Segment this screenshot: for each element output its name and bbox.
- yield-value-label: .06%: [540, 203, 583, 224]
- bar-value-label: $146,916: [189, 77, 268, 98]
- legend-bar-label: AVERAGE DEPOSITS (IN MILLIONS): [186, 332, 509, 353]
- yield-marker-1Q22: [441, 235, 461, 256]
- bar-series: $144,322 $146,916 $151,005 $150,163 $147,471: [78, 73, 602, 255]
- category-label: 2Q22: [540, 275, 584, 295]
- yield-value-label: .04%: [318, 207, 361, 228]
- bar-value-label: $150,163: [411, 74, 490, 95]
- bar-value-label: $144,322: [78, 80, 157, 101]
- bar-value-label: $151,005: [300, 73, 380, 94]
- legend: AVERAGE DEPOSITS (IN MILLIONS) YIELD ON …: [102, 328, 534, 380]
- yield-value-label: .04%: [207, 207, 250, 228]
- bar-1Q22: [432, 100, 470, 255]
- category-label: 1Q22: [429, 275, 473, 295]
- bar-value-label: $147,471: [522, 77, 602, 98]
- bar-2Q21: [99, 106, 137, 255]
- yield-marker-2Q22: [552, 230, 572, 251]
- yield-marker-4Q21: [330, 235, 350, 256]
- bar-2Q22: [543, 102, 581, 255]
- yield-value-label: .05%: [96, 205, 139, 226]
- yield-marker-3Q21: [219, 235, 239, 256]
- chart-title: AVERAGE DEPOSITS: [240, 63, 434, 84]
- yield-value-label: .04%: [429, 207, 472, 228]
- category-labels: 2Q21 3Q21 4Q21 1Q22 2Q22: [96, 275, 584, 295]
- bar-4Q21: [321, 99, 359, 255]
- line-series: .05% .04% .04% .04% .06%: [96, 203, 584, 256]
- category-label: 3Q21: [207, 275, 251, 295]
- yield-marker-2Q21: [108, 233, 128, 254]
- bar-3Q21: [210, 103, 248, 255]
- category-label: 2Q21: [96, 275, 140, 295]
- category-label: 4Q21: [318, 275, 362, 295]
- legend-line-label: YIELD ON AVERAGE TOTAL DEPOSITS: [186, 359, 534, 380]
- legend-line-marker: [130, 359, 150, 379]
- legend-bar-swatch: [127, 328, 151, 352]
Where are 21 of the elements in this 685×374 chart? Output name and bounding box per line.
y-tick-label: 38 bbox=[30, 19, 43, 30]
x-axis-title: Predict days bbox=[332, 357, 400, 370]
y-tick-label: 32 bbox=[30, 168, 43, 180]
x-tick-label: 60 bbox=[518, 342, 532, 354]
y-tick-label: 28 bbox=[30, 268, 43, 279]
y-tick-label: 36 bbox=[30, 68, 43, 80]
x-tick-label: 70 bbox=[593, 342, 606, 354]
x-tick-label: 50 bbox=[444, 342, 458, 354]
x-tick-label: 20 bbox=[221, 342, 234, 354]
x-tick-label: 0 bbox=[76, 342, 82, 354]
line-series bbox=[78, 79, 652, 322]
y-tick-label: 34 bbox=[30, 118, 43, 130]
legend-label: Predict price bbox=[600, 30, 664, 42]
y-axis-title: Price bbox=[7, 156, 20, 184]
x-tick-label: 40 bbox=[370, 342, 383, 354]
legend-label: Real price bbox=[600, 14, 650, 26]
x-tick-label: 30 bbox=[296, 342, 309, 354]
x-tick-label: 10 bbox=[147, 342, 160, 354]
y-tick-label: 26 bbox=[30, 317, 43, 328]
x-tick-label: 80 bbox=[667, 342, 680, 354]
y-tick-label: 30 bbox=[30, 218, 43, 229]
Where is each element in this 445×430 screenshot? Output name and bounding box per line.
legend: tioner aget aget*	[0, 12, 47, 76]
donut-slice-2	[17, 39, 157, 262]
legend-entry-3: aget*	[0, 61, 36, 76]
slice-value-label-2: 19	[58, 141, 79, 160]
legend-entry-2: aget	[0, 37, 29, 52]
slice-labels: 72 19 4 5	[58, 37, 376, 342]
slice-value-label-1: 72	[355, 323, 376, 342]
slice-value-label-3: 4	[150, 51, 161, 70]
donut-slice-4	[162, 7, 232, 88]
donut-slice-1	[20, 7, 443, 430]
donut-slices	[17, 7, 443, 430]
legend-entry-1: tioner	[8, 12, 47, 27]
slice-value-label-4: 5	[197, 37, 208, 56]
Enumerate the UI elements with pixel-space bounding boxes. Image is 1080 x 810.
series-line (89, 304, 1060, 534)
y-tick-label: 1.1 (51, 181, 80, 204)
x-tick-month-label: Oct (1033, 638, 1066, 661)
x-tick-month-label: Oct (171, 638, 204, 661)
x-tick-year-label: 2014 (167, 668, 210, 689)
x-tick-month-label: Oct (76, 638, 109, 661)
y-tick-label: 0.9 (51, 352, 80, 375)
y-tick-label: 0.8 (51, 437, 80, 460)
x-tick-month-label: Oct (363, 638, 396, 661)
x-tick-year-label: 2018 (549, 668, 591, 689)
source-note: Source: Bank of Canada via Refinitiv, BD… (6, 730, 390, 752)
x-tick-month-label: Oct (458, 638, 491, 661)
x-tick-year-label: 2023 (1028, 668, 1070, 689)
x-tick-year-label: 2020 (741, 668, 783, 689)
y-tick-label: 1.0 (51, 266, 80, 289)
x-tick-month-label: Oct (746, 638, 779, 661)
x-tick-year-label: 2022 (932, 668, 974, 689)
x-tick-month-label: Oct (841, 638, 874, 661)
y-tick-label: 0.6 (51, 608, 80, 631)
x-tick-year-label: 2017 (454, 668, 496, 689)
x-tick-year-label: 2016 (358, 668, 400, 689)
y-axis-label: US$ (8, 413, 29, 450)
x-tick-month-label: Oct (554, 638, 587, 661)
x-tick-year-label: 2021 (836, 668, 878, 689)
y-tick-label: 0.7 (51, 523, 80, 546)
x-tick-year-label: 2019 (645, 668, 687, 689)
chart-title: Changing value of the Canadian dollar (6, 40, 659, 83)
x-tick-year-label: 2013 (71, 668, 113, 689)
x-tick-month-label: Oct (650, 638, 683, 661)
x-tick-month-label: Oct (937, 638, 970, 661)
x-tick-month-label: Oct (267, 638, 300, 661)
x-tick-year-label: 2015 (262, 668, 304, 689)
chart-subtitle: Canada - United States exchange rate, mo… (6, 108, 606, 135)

-------------------------

GOAL OF THE EXERCISE:
Express every line of the listing from its first line through the line containing "- category-label: 4Q21: [318, 275, 362, 295]" as a JSON list of strings, one string per line, with blank lines left out.

SOLUTION FOR THIS EXERCISE:
[
  "Segment this screenshot: for each element output its name and bbox.",
  "- yield-value-label: .06%: [540, 203, 583, 224]",
  "- bar-value-label: $146,916: [189, 77, 268, 98]",
  "- legend-bar-label: AVERAGE DEPOSITS (IN MILLIONS): [186, 332, 509, 353]",
  "- yield-marker-1Q22: [441, 235, 461, 256]",
  "- bar-series: $144,322 $146,916 $151,005 $150,163 $147,471: [78, 73, 602, 255]",
  "- category-label: 2Q22: [540, 275, 584, 295]",
  "- yield-value-label: .04%: [318, 207, 361, 228]",
  "- bar-value-label: $150,163: [411, 74, 490, 95]",
  "- bar-value-label: $144,322: [78, 80, 157, 101]",
  "- bar-value-label: $151,005: [300, 73, 380, 94]",
  "- legend: AVERAGE DEPOSITS (IN MILLIONS) YIELD ON …: [102, 328, 534, 380]",
  "- yield-value-label: .04%: [207, 207, 250, 228]",
  "- bar-1Q22: [432, 100, 470, 255]",
  "- category-label: 1Q22: [429, 275, 473, 295]",
  "- bar-value-label: $147,471: [522, 77, 602, 98]",
  "- bar-2Q21: [99, 106, 137, 255]",
  "- yield-marker-2Q22: [552, 230, 572, 251]",
  "- yield-marker-4Q21: [330, 235, 350, 256]",
  "- bar-2Q22: [543, 102, 581, 255]",
  "- yield-value-label: .05%: [96, 205, 139, 226]",
  "- yield-marker-3Q21: [219, 235, 239, 256]",
  "- chart-title: AVERAGE DEPOSITS: [240, 63, 434, 84]",
  "- yield-value-label: .04%: [429, 207, 472, 228]",
  "- category-labels: 2Q21 3Q21 4Q21 1Q22 2Q22: [96, 275, 584, 295]",
  "- bar-4Q21: [321, 99, 359, 255]",
  "- line-series: .05% .04% .04% .04% .06%: [96, 203, 584, 256]",
  "- category-label: 3Q21: [207, 275, 251, 295]",
  "- yield-marker-2Q21: [108, 233, 128, 254]",
  "- bar-3Q21: [210, 103, 248, 255]",
  "- category-label: 2Q21: [96, 275, 140, 295]",
  "- category-label: 4Q21: [318, 275, 362, 295]"
]